== Teks Pilihan ==
Tanggung Jawab Profit Lots and Shering dalam Mudharabah dan Syirkah


BAB l
PENDAHULUAN
I.       Latar Belakang Masalah.
II.    Rumusan Masalah.
Berdasarkan latar belakang di atas maka dapat dirumuskan makalah Ushul Fiqih yang berjudul “Tanggung Jawab Profit Lots and Shering dalam Mudharabah dan Syirkah” sebagai berikut:
1.      Apa Pengertian dan Dasar hukum serta kaidah-kaidah Ushul Fiqih tentang Mudharabah?
2.      Bagaimana Tanggung Jawab Profit Lots and Shering dalam Mudharabah?
III. Tujuan dan Manfaat Penulisan
Berdasarkan rumusan masalah di atas maka tujuan dan manfaat penulisan makalah Ushul Fiqih yang berjudul “Tanggung Jawab Profit Lots and Shering dalam Mudharabah dan Syirkah” sebagai berikut:
IV. Metode Penulisan
Makalah ini termasuk Library Research (penelitian pustaka) dan metode pengumpulan datanya menggunakan study Documenter. Dimana penulis menghimpun data dan menganalisis dokumen-dokumen dari berbagai sumber kemudian data-data yang diperoleh dari study literature tersebut dianalisis dengan menggunakan metode deskriftif. Analisis ini bertujuan untuk mengambarkan sekilas tentang Tanggung Jawab Profit Lots and Shering dalam Mudharabah dan Syirkah.



BAB ll
Pembahasan.
1.      Pengertian Mudharabah.
a.       Mudharabah
Mudharabah, adalah bahasa penduduk Irak dan Qiradh dan mudharabah bahasa penduduk Hijaz[1]. Namun, pengertian qiradh dan mudharabah satu makna.[2] Mudharabah berasal dari kata al-dharib, yang berarti bepergian atau berjalan. Sebagaimana Firman Allah:
وَءَاخَرُونَ يَضۡرِبُونَ فِي ٱلۡأَرۡضِ يَبۡتَغُونَ مِن فَضۡلِ ٱللَّهِ
Dan yang lainnya, berpergian di muka bumi mencari karunia Allah [3]  
Selain al-dharib, disebut juga qiradh yang berasal dari al-qardhu, berarti al-qath’u (potongan) karena pemilik memotong sebagian hartanya untuk diperdagangkan dan memperoleh sebagian keuntungannya. Ada juga yang menyebut muamalah.[4] Jadi merurut bahasa, mudharabah atau qiradh berarti al-qath’u (potongan, berjalan dan atau bepergian).
===
_Yang Ditanyakan_:
(1) Salin kata demi kata bagian teks tentang mudharabah, mulai dari kata-kata yang memuat "1.      Pengertian Mudharabah." dan berhenti setelah "dan atau bepergian).".
(2) Tuliskan lanjutan teks tentang mudharabah dan syirkah, dimulai sesudah kalimat terakhir yang ditampilkan.
== Bahan Terhimpun ==
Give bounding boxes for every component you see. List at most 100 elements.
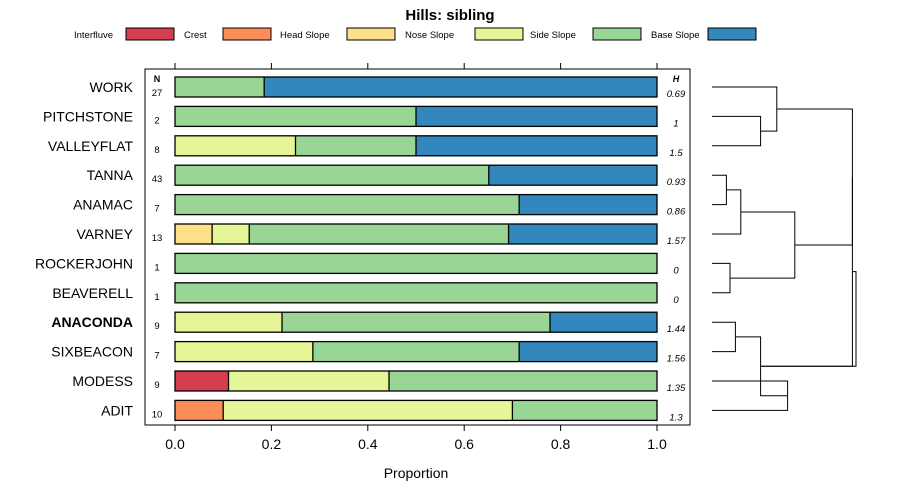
===
_Jawaban Tiap Tugas_:
(1)
1.      Pengertian Mudharabah.
a.       Mudharabah
Mudharabah, adalah bahasa penduduk Irak dan Qiradh dan mudharabah bahasa penduduk Hijaz[1]. Namun, pengertian qiradh dan mudharabah satu makna.[2] Mudharabah berasal dari kata al-dharib, yang berarti bepergian atau berjalan. Sebagaimana Firman Allah:
وَءَاخَرُونَ يَضۡرِبُونَ فِي ٱلۡأَرۡضِ يَبۡتَغُونَ مِن فَضۡلِ ٱللَّهِ
Dan yang lainnya, berpergian di muka bumi mencari karunia Allah [3]  
Selain al-dharib, disebut juga qiradh yang berasal dari al-qardhu, berarti al-qath’u (potongan) karena pemilik memotong sebagian hartanya untuk diperdagangkan dan memperoleh sebagian keuntungannya. Ada juga yang menyebut muamalah.[4] Jadi merurut bahasa, mudharabah atau qiradh berarti al-qath’u (potongan, berjalan dan atau bepergian).

(2)
Landasan Hukum Mudharabah
a.       Mudharabah
1.      Al-Qur’an.
فَإِذَا قُضِيَتِ ٱلصَّلَوٰةُ فَٱنتَشِرُواْ فِي ٱلۡأَرۡضِ وَٱبۡتَغُواْ مِن فَضۡلِ ٱللَّهِ وَٱذۡكُرُواْ ٱللَّهَ كَثِيرٗا لَّعَلَّكُمۡ تُفۡلِحُونَ ١٠
Apabila telah ditunaikan shalat, maka bertebaranlah kamu di muka bumi; dan carilah karunia Allah dan ingatlah Allah banyak-banyak supaya kamu beruntung [5]
لَيۡسَ عَلَيۡكُمۡ جُنَاحٌ أَن تَبۡتَغُواْ فَضۡلٗا مِّن رَّبِّكُمۡۚ
Tidak ada dosa bagimu untuk mencari karunia (rezeki hasil perniagaan) dari Tuhanmu.[6]
Hadits
Tiga perkara yang mengandung berkah adalah jual beli yang ditangguhkan, melakukan qiradh (memberi modal kepada orang lain), dan yang mencampurkan gandum dengan jelas untuk keluarga, bukan untuk diperualbelikan.(HR. Ibn Majah dan Shuhaib)[7]
Ijma
Dianta Ijma’ dalam Mudharabah, adanya riwayat yang menyatakan bahwa jemaah dari sahabat menggunakan harta anak yatim untuk mudharabah. Perbuatan tersebut tidak ditentang oleh sahabat yang lain. [8]
Qiyas
Mudharabah diqiyaskan kepada al-Musyaqah (menyuruh seseorang untuk mengelola kebun), karena di antara manusia ada yang miskin dan ada pula yang kaya, di satu sisi, banyak orang kaya yang tidak dapat mengusahakan hartanya, di sisi lain, tidak sedikit orang miskin yang mahu bekerja, tapi tidak memiliki modal. Dengan demikian, adanya Mudharabah ditunjukan antara lain untuk memenuhi kebutuhan kedua golongan di atas, yakni untuk kemaslahatan manusia dalam rangka memenuhi kebutuhan mereka. [9]
Rukun Mudharabah.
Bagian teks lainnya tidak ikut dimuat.